- EXERCISE: Omit the pictures, then reproduce every remaining record exactly.

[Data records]
>>>>

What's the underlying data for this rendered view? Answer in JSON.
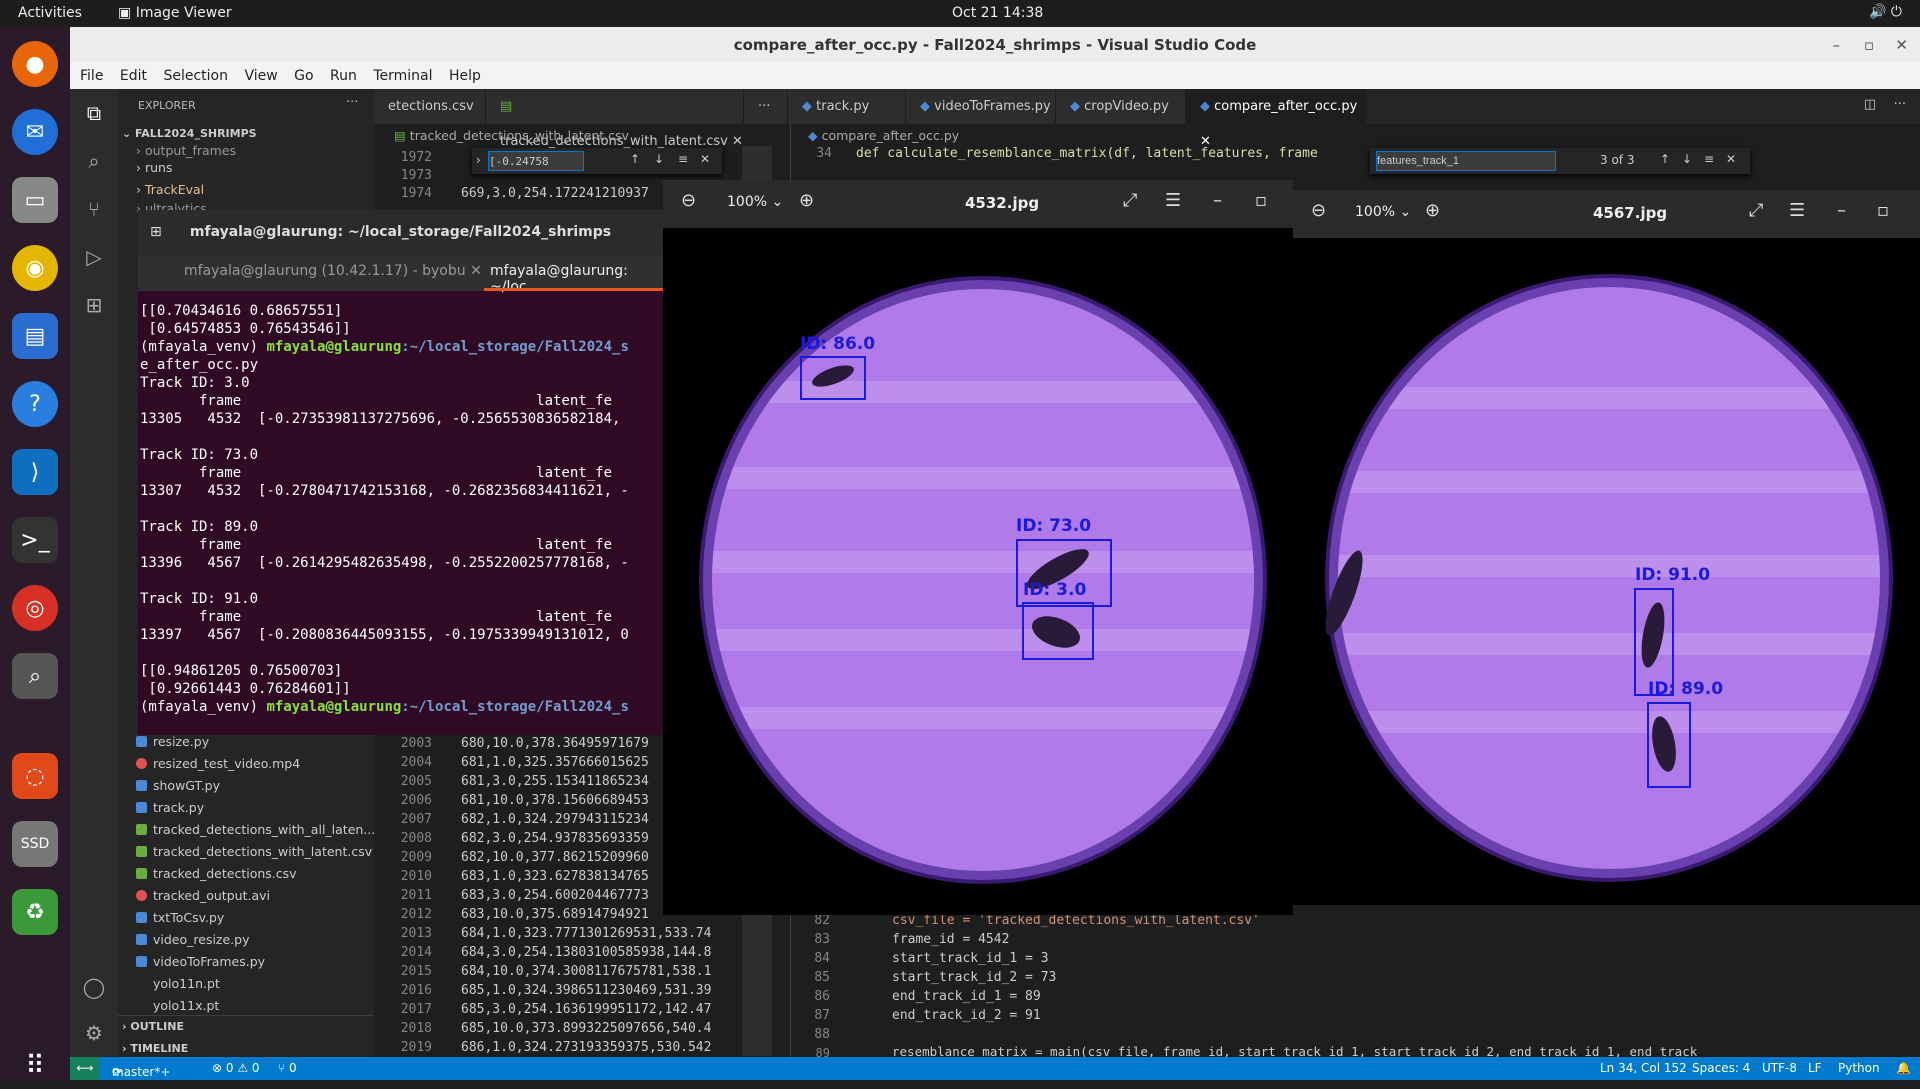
{
  "topbar": {
    "activities": "Activities",
    "app": "Image Viewer",
    "clock": "Oct 21  14:38"
  },
  "vscode": {
    "title": "compare_after_occ.py - Fall2024_shrimps - Visual Studio Code",
    "menu": [
      "File",
      "Edit",
      "Selection",
      "View",
      "Go",
      "Run",
      "Terminal",
      "Help"
    ],
    "explorer_label": "EXPLORER",
    "root": "FALL2024_SHRIMPS",
    "tree_top": [
      "output_frames",
      "runs",
      "TrackEval",
      "ultralytics"
    ],
    "files": [
      "resize.py",
      "resized_test_video.mp4",
      "showGT.py",
      "track.py",
      "tracked_detections_with_all_laten...",
      "tracked_detections_with_latent.csv",
      "tracked_detections.csv",
      "tracked_output.avi",
      "txtToCsv.py",
      "video_resize.py",
      "videoToFrames.py",
      "yolo11n.pt",
      "yolo11x.pt"
    ],
    "outline": "OUTLINE",
    "timeline": "TIMELINE",
    "tabs_left": [
      "etections.csv",
      "tracked_detections_with_latent.csv"
    ],
    "tabs_right": [
      "track.py",
      "videoToFrames.py",
      "cropVideo.py",
      "compare_after_occ.py"
    ],
    "breadcrumb_left": "tracked_detections_with_latent.csv",
    "breadcrumb_right": "compare_after_occ.py",
    "find_left": "[-0.24758",
    "find_right": "features_track_1",
    "find_count": "3 of 3",
    "csv_top": [
      {
        "n": "1972",
        "t": ""
      },
      {
        "n": "1973",
        "t": ""
      },
      {
        "n": "1974",
        "t": "669,3.0,254.172241210937"
      }
    ],
    "csv_lines": [
      {
        "n": "2003",
        "t": "680,10.0,378.36495971679"
      },
      {
        "n": "2004",
        "t": "681,1.0,325.357666015625"
      },
      {
        "n": "2005",
        "t": "681,3.0,255.153411865234"
      },
      {
        "n": "2006",
        "t": "681,10.0,378.15606689453"
      },
      {
        "n": "2007",
        "t": "682,1.0,324.297943115234"
      },
      {
        "n": "2008",
        "t": "682,3.0,254.937835693359"
      },
      {
        "n": "2009",
        "t": "682,10.0,377.86215209960"
      },
      {
        "n": "2010",
        "t": "683,1.0,323.627838134765"
      },
      {
        "n": "2011",
        "t": "683,3.0,254.600204467773"
      },
      {
        "n": "2012",
        "t": "683,10.0,375.68914794921"
      },
      {
        "n": "2013",
        "t": "684,1.0,323.7771301269531,533.74"
      },
      {
        "n": "2014",
        "t": "684,3.0,254.13803100585938,144.8"
      },
      {
        "n": "2015",
        "t": "684,10.0,374.3008117675781,538.1"
      },
      {
        "n": "2016",
        "t": "685,1.0,324.3986511230469,531.39"
      },
      {
        "n": "2017",
        "t": "685,3.0,254.1636199951172,142.47"
      },
      {
        "n": "2018",
        "t": "685,10.0,373.8993225097656,540.4"
      },
      {
        "n": "2019",
        "t": "686,1.0,324.273193359375,530.542"
      }
    ],
    "py_top": {
      "n": "34",
      "t": "def calculate_resemblance_matrix(df, latent_features, frame"
    },
    "py_lines": [
      {
        "n": "82",
        "t": "csv_file = 'tracked_detections_with_latent.csv'"
      },
      {
        "n": "83",
        "t": "frame_id = 4542"
      },
      {
        "n": "84",
        "t": "start_track_id_1 = 3"
      },
      {
        "n": "85",
        "t": "start_track_id_2 = 73"
      },
      {
        "n": "86",
        "t": "end_track_id_1 = 89"
      },
      {
        "n": "87",
        "t": "end_track_id_2 = 91"
      },
      {
        "n": "88",
        "t": ""
      },
      {
        "n": "89",
        "t": "resemblance_matrix = main(csv_file, frame_id, start_track_id_1, start_track_id_2, end_track_id_1, end_track"
      }
    ],
    "status": {
      "branch": "master*+",
      "problems": "⊗ 0 ⚠ 0",
      "ports": "⑂ 0",
      "cursor": "Ln 34, Col 152",
      "spaces": "Spaces: 4",
      "encoding": "UTF-8",
      "eol": "LF",
      "lang": "Python"
    }
  },
  "terminal": {
    "title": "mfayala@glaurung: ~/local_storage/Fall2024_shrimps",
    "tab1": "mfayala@glaurung (10.42.1.17) - byobu",
    "tab2": "mfayala@glaurung: ~/loc",
    "lines": [
      {
        "t": "[[0.70434616 0.68657551]",
        "c": ""
      },
      {
        "t": " [0.64574853 0.76543546]]",
        "c": ""
      },
      {
        "t": "(mfayala_venv) ",
        "c": "p",
        "u": "mfayala@glaurung",
        "d": ":~/local_storage/Fall2024_s"
      },
      {
        "t": "e_after_occ.py",
        "c": ""
      },
      {
        "t": "Track ID: 3.0",
        "c": ""
      },
      {
        "t": "       frame                                   latent_fe",
        "c": ""
      },
      {
        "t": "13305   4532  [-0.27353981137275696, -0.2565530836582184, ",
        "c": ""
      },
      {
        "t": "",
        "c": ""
      },
      {
        "t": "Track ID: 73.0",
        "c": ""
      },
      {
        "t": "       frame                                   latent_fe",
        "c": ""
      },
      {
        "t": "13307   4532  [-0.2780471742153168, -0.2682356834411621, -",
        "c": ""
      },
      {
        "t": "",
        "c": ""
      },
      {
        "t": "Track ID: 89.0",
        "c": ""
      },
      {
        "t": "       frame                                   latent_fe",
        "c": ""
      },
      {
        "t": "13396   4567  [-0.2614295482635498, -0.2552200257778168, -",
        "c": ""
      },
      {
        "t": "",
        "c": ""
      },
      {
        "t": "Track ID: 91.0",
        "c": ""
      },
      {
        "t": "       frame                                   latent_fe",
        "c": ""
      },
      {
        "t": "13397   4567  [-0.2080836445093155, -0.1975339949131012, 0",
        "c": ""
      },
      {
        "t": "",
        "c": ""
      },
      {
        "t": "[[0.94861205 0.76500703]",
        "c": ""
      },
      {
        "t": " [0.92661443 0.76284601]]",
        "c": ""
      },
      {
        "t": "(mfayala_venv) ",
        "c": "p",
        "u": "mfayala@glaurung",
        "d": ":~/local_storage/Fall2024_s"
      }
    ]
  },
  "viewer1": {
    "zoom": "100%",
    "title": "4532.jpg",
    "ids": [
      "ID: 86.0",
      "ID: 73.0",
      "ID: 3.0"
    ]
  },
  "viewer2": {
    "zoom": "100%",
    "title": "4567.jpg",
    "ids": [
      "ID: 91.0",
      "ID: 89.0"
    ]
  }
}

<<<<

- WORKED SOLUTION:
What's the underlying data for this rendered view? Answer in JSON.
{
  "topbar": {
    "activities": "Activities",
    "app": "Image Viewer",
    "clock": "Oct 21  14:38"
  },
  "vscode": {
    "title": "compare_after_occ.py - Fall2024_shrimps - Visual Studio Code",
    "menu": [
      "File",
      "Edit",
      "Selection",
      "View",
      "Go",
      "Run",
      "Terminal",
      "Help"
    ],
    "explorer_label": "EXPLORER",
    "root": "FALL2024_SHRIMPS",
    "tree_top": [
      "output_frames",
      "runs",
      "TrackEval",
      "ultralytics"
    ],
    "files": [
      "resize.py",
      "resized_test_video.mp4",
      "showGT.py",
      "track.py",
      "tracked_detections_with_all_laten...",
      "tracked_detections_with_latent.csv",
      "tracked_detections.csv",
      "tracked_output.avi",
      "txtToCsv.py",
      "video_resize.py",
      "videoToFrames.py",
      "yolo11n.pt",
      "yolo11x.pt"
    ],
    "outline": "OUTLINE",
    "timeline": "TIMELINE",
    "tabs_left": [
      "etections.csv",
      "tracked_detections_with_latent.csv"
    ],
    "tabs_right": [
      "track.py",
      "videoToFrames.py",
      "cropVideo.py",
      "compare_after_occ.py"
    ],
    "breadcrumb_left": "tracked_detections_with_latent.csv",
    "breadcrumb_right": "compare_after_occ.py",
    "find_left": "[-0.24758",
    "find_right": "features_track_1",
    "find_count": "3 of 3",
    "csv_top": [
      {
        "n": "1972",
        "t": ""
      },
      {
        "n": "1973",
        "t": ""
      },
      {
        "n": "1974",
        "t": "669,3.0,254.172241210937"
      }
    ],
    "csv_lines": [
      {
        "n": "2003",
        "t": "680,10.0,378.36495971679"
      },
      {
        "n": "2004",
        "t": "681,1.0,325.357666015625"
      },
      {
        "n": "2005",
        "t": "681,3.0,255.153411865234"
      },
      {
        "n": "2006",
        "t": "681,10.0,378.15606689453"
      },
      {
        "n": "2007",
        "t": "682,1.0,324.297943115234"
      },
      {
        "n": "2008",
        "t": "682,3.0,254.937835693359"
      },
      {
        "n": "2009",
        "t": "682,10.0,377.86215209960"
      },
      {
        "n": "2010",
        "t": "683,1.0,323.627838134765"
      },
      {
        "n": "2011",
        "t": "683,3.0,254.600204467773"
      },
      {
        "n": "2012",
        "t": "683,10.0,375.68914794921"
      },
      {
        "n": "2013",
        "t": "684,1.0,323.7771301269531,533.74"
      },
      {
        "n": "2014",
        "t": "684,3.0,254.13803100585938,144.8"
      },
      {
        "n": "2015",
        "t": "684,10.0,374.3008117675781,538.1"
      },
      {
        "n": "2016",
        "t": "685,1.0,324.3986511230469,531.39"
      },
      {
        "n": "2017",
        "t": "685,3.0,254.1636199951172,142.47"
      },
      {
        "n": "2018",
        "t": "685,10.0,373.8993225097656,540.4"
      },
      {
        "n": "2019",
        "t": "686,1.0,324.273193359375,530.542"
      }
    ],
    "py_top": {
      "n": "34",
      "t": "def calculate_resemblance_matrix(df, latent_features, frame"
    },
    "py_lines": [
      {
        "n": "82",
        "t": "csv_file = 'tracked_detections_with_latent.csv'"
      },
      {
        "n": "83",
        "t": "frame_id = 4542"
      },
      {
        "n": "84",
        "t": "start_track_id_1 = 3"
      },
      {
        "n": "85",
        "t": "start_track_id_2 = 73"
      },
      {
        "n": "86",
        "t": "end_track_id_1 = 89"
      },
      {
        "n": "87",
        "t": "end_track_id_2 = 91"
      },
      {
        "n": "88",
        "t": ""
      },
      {
        "n": "89",
        "t": "resemblance_matrix = main(csv_file, frame_id, start_track_id_1, start_track_id_2, end_track_id_1, end_track"
      }
    ],
    "status": {
      "branch": "master*+",
      "problems": "⊗ 0 ⚠ 0",
      "ports": "⑂ 0",
      "cursor": "Ln 34, Col 152",
      "spaces": "Spaces: 4",
      "encoding": "UTF-8",
      "eol": "LF",
      "lang": "Python"
    }
  },
  "terminal": {
    "title": "mfayala@glaurung: ~/local_storage/Fall2024_shrimps",
    "tab1": "mfayala@glaurung (10.42.1.17) - byobu",
    "tab2": "mfayala@glaurung: ~/loc",
    "lines": [
      {
        "t": "[[0.70434616 0.68657551]",
        "c": ""
      },
      {
        "t": " [0.64574853 0.76543546]]",
        "c": ""
      },
      {
        "t": "(mfayala_venv) ",
        "c": "p",
        "u": "mfayala@glaurung",
        "d": ":~/local_storage/Fall2024_s"
      },
      {
        "t": "e_after_occ.py",
        "c": ""
      },
      {
        "t": "Track ID: 3.0",
        "c": ""
      },
      {
        "t": "       frame                                   latent_fe",
        "c": ""
      },
      {
        "t": "13305   4532  [-0.27353981137275696, -0.2565530836582184, ",
        "c": ""
      },
      {
        "t": "",
        "c": ""
      },
      {
        "t": "Track ID: 73.0",
        "c": ""
      },
      {
        "t": "       frame                                   latent_fe",
        "c": ""
      },
      {
        "t": "13307   4532  [-0.2780471742153168, -0.2682356834411621, -",
        "c": ""
      },
      {
        "t": "",
        "c": ""
      },
      {
        "t": "Track ID: 89.0",
        "c": ""
      },
      {
        "t": "       frame                                   latent_fe",
        "c": ""
      },
      {
        "t": "13396   4567  [-0.2614295482635498, -0.2552200257778168, -",
        "c": ""
      },
      {
        "t": "",
        "c": ""
      },
      {
        "t": "Track ID: 91.0",
        "c": ""
      },
      {
        "t": "       frame                                   latent_fe",
        "c": ""
      },
      {
        "t": "13397   4567  [-0.2080836445093155, -0.1975339949131012, 0",
        "c": ""
      },
      {
        "t": "",
        "c": ""
      },
      {
        "t": "[[0.94861205 0.76500703]",
        "c": ""
      },
      {
        "t": " [0.92661443 0.76284601]]",
        "c": ""
      },
      {
        "t": "(mfayala_venv) ",
        "c": "p",
        "u": "mfayala@glaurung",
        "d": ":~/local_storage/Fall2024_s"
      }
    ]
  },
  "viewer1": {
    "zoom": "100%",
    "title": "4532.jpg",
    "ids": [
      "ID: 86.0",
      "ID: 73.0",
      "ID: 3.0"
    ]
  },
  "viewer2": {
    "zoom": "100%",
    "title": "4567.jpg",
    "ids": [
      "ID: 91.0",
      "ID: 89.0"
    ]
  }
}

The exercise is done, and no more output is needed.